**What you should do:**
Copy every line of the data that includes the string "text".

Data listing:
◆ ◆ ◆

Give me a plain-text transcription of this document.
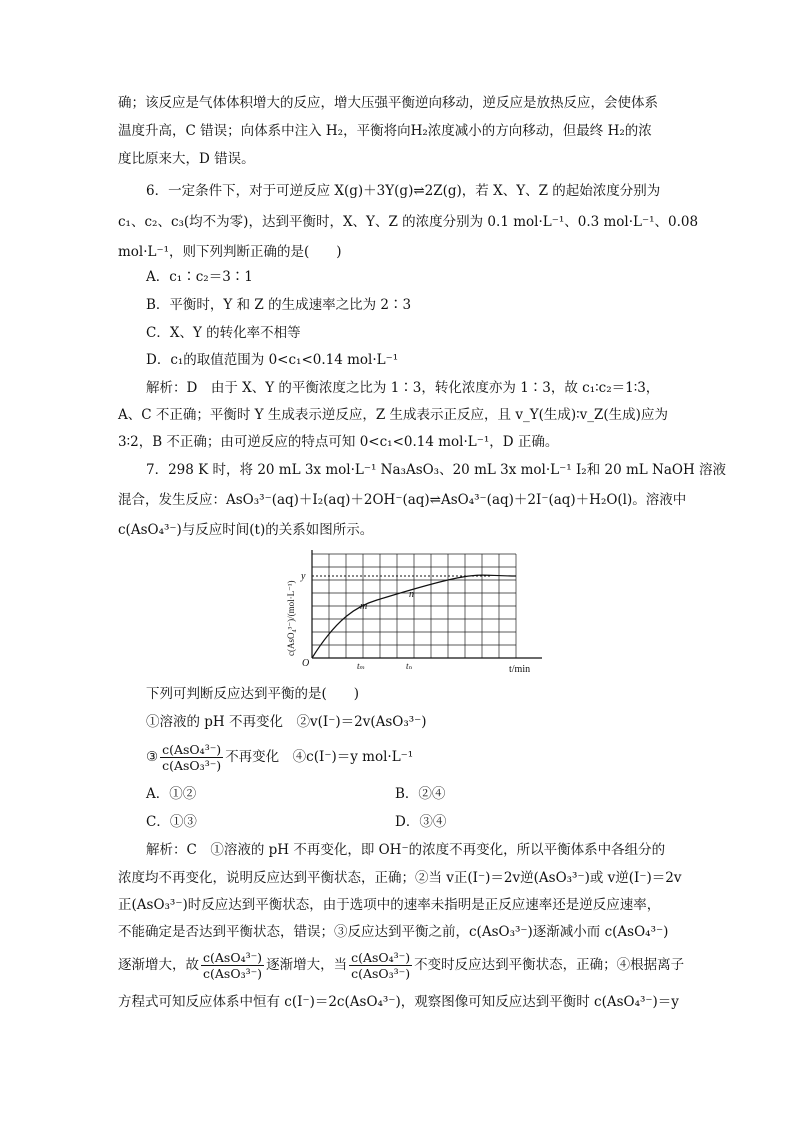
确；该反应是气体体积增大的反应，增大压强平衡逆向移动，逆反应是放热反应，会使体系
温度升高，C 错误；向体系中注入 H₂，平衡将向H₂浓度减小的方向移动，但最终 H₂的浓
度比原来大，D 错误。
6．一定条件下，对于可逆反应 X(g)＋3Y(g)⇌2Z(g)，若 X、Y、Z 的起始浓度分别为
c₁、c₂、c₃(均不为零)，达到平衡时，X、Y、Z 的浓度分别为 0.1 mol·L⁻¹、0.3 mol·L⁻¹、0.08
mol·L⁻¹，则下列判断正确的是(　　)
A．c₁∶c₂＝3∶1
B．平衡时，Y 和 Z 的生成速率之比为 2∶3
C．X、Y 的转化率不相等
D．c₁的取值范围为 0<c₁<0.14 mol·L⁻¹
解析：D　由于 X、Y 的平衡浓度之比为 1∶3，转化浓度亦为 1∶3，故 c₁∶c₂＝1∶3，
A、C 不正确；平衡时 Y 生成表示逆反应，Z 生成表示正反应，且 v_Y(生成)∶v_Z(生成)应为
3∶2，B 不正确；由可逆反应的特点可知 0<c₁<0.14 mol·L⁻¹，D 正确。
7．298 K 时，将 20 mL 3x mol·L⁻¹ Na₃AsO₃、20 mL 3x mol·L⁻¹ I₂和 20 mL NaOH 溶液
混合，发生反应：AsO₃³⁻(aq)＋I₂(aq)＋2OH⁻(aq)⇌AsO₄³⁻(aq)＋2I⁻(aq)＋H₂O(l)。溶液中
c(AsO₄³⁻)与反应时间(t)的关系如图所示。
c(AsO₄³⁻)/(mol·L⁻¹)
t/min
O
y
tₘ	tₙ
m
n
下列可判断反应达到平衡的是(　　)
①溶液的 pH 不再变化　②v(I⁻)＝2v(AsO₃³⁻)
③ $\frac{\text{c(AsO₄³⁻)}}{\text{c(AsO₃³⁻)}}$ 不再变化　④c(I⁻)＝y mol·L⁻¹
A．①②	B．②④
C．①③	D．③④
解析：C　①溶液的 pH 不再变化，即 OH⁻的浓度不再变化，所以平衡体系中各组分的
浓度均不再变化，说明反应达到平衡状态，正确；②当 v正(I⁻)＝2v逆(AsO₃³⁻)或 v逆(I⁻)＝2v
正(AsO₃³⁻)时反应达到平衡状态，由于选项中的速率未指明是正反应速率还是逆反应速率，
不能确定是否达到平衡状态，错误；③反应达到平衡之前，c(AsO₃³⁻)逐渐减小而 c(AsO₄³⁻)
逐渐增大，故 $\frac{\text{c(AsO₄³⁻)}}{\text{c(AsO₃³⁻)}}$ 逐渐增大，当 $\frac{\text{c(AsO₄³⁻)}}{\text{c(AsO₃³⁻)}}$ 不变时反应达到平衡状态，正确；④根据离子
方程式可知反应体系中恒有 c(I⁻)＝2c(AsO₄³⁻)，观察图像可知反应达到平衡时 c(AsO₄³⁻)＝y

◆ ◆ ◆

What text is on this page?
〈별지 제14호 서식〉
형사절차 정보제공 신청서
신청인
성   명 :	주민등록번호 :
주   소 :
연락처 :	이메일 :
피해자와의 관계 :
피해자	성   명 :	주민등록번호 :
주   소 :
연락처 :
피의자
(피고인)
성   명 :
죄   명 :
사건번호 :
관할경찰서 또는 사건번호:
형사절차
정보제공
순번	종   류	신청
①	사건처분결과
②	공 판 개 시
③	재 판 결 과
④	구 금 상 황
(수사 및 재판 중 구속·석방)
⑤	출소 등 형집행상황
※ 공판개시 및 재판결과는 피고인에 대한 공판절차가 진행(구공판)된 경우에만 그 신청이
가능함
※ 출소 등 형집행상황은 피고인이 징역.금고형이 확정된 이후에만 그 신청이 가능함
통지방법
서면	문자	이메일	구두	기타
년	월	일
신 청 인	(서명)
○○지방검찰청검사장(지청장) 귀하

◆ ◆ ◆

**Written reply:**
Give me a plain-text transcription of this document.
③ $\frac{\text{c(AsO₄³⁻)}}{\text{c(AsO₃³⁻)}}$ 不再变化　④c(I⁻)＝y mol·L⁻¹
逐渐增大，故 $\frac{\text{c(AsO₄³⁻)}}{\text{c(AsO₃³⁻)}}$ 逐渐增大，当 $\frac{\text{c(AsO₄³⁻)}}{\text{c(AsO₃³⁻)}}$ 不变时反应达到平衡状态，正确；④根据离子
What text is on this page?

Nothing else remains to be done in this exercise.